• PROBLEM
Print the records again, character for character.

---

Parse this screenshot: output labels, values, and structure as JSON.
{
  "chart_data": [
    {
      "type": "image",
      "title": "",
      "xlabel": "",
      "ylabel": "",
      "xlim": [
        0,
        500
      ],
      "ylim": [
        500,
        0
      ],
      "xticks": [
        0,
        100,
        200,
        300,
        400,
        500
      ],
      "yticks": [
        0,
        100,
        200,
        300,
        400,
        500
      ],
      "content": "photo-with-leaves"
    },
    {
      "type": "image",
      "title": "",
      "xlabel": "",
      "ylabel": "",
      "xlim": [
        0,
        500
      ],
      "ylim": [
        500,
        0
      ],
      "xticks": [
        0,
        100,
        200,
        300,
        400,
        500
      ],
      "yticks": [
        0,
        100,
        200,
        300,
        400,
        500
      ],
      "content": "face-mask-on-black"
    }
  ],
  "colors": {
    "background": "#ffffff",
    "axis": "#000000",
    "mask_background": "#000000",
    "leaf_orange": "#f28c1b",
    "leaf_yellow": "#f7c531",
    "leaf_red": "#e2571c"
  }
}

---

• CORRECT RESULT
Parse this screenshot: output labels, values, and structure as JSON.
{
  "chart_data": [
    {
      "type": "image",
      "title": "",
      "xlabel": "",
      "ylabel": "",
      "xlim": [
        0,
        500
      ],
      "ylim": [
        500,
        0
      ],
      "xticks": [
        0,
        100,
        200,
        300,
        400,
        500
      ],
      "yticks": [
        0,
        100,
        200,
        300,
        400,
        500
      ],
      "content": "photo-with-leaves"
    },
    {
      "type": "image",
      "title": "",
      "xlabel": "",
      "ylabel": "",
      "xlim": [
        0,
        500
      ],
      "ylim": [
        500,
        0
      ],
      "xticks": [
        0,
        100,
        200,
        300,
        400,
        500
      ],
      "yticks": [
        0,
        100,
        200,
        300,
        400,
        500
      ],
      "content": "face-mask-on-black"
    }
  ],
  "colors": {
    "background": "#ffffff",
    "axis": "#000000",
    "mask_background": "#000000",
    "leaf_orange": "#f28c1b",
    "leaf_yellow": "#f7c531",
    "leaf_red": "#e2571c"
  }
}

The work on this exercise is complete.